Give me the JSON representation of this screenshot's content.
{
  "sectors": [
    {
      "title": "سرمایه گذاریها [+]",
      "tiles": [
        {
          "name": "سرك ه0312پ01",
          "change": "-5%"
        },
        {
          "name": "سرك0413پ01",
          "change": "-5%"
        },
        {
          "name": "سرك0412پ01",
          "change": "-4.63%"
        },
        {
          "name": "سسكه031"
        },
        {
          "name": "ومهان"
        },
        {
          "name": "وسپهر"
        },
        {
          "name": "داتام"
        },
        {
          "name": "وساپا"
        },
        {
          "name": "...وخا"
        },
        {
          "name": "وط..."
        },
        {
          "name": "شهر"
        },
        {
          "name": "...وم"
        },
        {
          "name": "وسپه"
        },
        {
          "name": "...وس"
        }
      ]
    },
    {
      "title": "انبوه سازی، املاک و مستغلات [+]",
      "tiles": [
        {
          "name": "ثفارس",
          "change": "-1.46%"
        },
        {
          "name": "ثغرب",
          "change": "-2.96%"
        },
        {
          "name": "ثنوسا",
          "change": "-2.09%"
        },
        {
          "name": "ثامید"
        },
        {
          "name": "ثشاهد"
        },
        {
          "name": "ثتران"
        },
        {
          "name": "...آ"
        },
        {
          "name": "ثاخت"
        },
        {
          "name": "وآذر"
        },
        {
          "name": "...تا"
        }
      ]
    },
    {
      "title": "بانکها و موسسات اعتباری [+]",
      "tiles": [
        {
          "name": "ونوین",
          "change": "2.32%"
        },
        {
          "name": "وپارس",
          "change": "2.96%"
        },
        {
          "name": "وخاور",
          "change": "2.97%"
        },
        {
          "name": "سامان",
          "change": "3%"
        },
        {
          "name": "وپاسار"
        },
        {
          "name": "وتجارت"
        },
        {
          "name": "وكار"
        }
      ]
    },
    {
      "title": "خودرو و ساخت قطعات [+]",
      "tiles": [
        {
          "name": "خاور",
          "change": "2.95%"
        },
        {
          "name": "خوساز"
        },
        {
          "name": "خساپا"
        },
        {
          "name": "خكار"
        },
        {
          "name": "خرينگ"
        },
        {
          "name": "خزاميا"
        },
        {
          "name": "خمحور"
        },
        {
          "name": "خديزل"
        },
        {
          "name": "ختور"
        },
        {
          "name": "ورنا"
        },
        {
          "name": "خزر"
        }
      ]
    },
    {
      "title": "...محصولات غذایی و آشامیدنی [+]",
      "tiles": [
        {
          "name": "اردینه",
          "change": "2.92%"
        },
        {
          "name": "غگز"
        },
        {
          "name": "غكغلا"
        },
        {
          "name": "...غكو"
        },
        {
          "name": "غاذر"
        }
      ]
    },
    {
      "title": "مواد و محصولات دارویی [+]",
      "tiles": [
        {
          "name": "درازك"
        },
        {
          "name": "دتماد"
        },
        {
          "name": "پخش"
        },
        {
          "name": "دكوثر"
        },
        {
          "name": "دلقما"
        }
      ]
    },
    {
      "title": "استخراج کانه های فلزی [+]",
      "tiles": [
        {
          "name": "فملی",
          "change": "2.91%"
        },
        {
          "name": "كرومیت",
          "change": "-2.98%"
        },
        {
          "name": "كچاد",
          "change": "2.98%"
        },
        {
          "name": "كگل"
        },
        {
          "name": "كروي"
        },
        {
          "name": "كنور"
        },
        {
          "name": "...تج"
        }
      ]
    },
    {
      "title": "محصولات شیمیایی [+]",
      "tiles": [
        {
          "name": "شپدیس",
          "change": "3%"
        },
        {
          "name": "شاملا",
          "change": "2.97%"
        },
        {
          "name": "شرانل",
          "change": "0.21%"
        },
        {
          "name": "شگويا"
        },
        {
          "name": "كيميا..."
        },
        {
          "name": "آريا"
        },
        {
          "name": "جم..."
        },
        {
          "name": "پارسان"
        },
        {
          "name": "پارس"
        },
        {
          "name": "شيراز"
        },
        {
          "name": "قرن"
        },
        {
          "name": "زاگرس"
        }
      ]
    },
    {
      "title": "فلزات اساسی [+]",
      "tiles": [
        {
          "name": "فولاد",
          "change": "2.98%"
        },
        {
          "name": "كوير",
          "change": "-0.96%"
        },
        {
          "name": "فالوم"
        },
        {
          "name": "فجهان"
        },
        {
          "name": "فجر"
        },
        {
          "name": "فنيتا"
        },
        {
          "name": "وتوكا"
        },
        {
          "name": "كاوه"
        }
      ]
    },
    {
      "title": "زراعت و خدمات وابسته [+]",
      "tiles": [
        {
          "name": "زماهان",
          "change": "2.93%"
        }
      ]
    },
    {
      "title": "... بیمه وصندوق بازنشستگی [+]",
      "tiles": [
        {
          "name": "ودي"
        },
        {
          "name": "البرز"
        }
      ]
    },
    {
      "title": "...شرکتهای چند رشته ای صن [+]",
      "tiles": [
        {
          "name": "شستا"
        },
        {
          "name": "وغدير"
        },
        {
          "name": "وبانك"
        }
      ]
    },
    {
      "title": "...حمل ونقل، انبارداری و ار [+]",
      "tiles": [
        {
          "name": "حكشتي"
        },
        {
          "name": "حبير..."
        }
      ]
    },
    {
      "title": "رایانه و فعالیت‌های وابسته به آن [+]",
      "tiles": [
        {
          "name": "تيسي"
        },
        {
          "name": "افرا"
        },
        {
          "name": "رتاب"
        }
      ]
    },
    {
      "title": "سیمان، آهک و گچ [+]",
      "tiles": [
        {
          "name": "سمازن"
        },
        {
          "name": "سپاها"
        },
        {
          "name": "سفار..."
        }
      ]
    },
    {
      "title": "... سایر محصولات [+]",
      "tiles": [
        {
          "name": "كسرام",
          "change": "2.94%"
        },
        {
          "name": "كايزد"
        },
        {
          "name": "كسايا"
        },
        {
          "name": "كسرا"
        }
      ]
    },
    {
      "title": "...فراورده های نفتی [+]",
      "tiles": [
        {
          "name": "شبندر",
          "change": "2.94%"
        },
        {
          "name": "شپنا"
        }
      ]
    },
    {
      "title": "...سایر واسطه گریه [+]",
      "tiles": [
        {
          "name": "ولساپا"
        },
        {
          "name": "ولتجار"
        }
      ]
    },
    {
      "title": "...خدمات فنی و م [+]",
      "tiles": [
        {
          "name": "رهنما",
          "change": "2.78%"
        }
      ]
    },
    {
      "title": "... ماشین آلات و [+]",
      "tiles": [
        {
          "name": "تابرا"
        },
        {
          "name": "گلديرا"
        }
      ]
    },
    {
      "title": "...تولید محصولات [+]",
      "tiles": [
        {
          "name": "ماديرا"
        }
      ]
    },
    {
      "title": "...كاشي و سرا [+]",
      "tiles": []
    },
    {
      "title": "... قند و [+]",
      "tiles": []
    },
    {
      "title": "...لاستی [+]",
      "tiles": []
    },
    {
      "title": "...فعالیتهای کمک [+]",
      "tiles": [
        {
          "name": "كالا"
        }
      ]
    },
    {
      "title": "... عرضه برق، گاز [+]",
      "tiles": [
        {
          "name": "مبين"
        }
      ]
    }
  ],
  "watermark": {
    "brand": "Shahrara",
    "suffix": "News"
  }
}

━━━━━━━━━━

What is being asked
In the listing, find each line with the string "وابسته" and copy it.

Worked answer
      "title": "زراعت و خدمات وابسته [+]",
      "title": "رایانه و فعالیت‌های وابسته به آن [+]",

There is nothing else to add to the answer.